DATA LISTING
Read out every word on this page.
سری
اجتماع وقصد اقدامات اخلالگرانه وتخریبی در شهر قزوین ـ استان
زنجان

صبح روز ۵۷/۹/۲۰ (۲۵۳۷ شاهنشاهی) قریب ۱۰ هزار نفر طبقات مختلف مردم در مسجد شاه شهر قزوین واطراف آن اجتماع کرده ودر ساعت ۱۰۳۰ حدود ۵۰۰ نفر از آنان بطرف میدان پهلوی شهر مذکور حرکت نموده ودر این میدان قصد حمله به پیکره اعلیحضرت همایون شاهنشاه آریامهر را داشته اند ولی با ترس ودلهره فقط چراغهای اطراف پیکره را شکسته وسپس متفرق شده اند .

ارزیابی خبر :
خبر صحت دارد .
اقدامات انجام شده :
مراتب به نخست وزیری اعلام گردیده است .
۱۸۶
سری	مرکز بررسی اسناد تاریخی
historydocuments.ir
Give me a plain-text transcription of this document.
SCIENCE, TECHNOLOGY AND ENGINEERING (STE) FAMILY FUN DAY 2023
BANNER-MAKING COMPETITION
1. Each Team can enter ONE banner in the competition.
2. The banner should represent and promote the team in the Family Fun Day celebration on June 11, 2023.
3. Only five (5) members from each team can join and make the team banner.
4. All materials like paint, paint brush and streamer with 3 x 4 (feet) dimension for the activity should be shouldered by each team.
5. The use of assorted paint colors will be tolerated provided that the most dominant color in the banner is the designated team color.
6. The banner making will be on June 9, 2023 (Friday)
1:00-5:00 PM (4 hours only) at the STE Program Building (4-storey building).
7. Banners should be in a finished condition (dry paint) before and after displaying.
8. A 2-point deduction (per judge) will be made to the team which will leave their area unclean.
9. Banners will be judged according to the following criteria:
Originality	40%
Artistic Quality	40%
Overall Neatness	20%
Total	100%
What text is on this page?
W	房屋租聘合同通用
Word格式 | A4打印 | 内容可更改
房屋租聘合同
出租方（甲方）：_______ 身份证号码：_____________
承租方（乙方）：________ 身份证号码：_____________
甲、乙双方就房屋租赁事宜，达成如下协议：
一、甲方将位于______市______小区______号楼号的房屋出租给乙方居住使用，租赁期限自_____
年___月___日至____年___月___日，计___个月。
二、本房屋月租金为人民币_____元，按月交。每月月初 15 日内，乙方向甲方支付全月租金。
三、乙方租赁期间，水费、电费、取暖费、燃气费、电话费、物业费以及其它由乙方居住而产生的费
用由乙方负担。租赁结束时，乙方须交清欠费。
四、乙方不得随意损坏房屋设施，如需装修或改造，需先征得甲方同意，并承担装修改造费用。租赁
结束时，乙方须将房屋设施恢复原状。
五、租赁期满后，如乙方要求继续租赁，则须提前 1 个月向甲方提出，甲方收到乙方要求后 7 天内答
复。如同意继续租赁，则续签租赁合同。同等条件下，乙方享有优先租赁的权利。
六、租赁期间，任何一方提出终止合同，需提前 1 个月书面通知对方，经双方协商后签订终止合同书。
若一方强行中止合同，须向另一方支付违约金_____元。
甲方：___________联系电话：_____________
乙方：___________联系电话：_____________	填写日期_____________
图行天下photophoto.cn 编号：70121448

WHAT TO WORK ON
Using the material above, extract the line that contains "What text is on this page?" and every line after it, exactly as given; stop at the last line.

SOLUTION FOR THIS EXERCISE
What text is on this page?
W	房屋租聘合同通用
Word格式 | A4打印 | 内容可更改
房屋租聘合同
出租方（甲方）：_______ 身份证号码：_____________
承租方（乙方）：________ 身份证号码：_____________
甲、乙双方就房屋租赁事宜，达成如下协议：
一、甲方将位于______市______小区______号楼号的房屋出租给乙方居住使用，租赁期限自_____
年___月___日至____年___月___日，计___个月。
二、本房屋月租金为人民币_____元，按月交。每月月初 15 日内，乙方向甲方支付全月租金。
三、乙方租赁期间，水费、电费、取暖费、燃气费、电话费、物业费以及其它由乙方居住而产生的费
用由乙方负担。租赁结束时，乙方须交清欠费。
四、乙方不得随意损坏房屋设施，如需装修或改造，需先征得甲方同意，并承担装修改造费用。租赁
结束时，乙方须将房屋设施恢复原状。
五、租赁期满后，如乙方要求继续租赁，则须提前 1 个月向甲方提出，甲方收到乙方要求后 7 天内答
复。如同意继续租赁，则续签租赁合同。同等条件下，乙方享有优先租赁的权利。
六、租赁期间，任何一方提出终止合同，需提前 1 个月书面通知对方，经双方协商后签订终止合同书。
若一方强行中止合同，须向另一方支付违约金_____元。
甲方：___________联系电话：_____________
乙方：___________联系电话：_____________	填写日期_____________
图行天下photophoto.cn 编号：70121448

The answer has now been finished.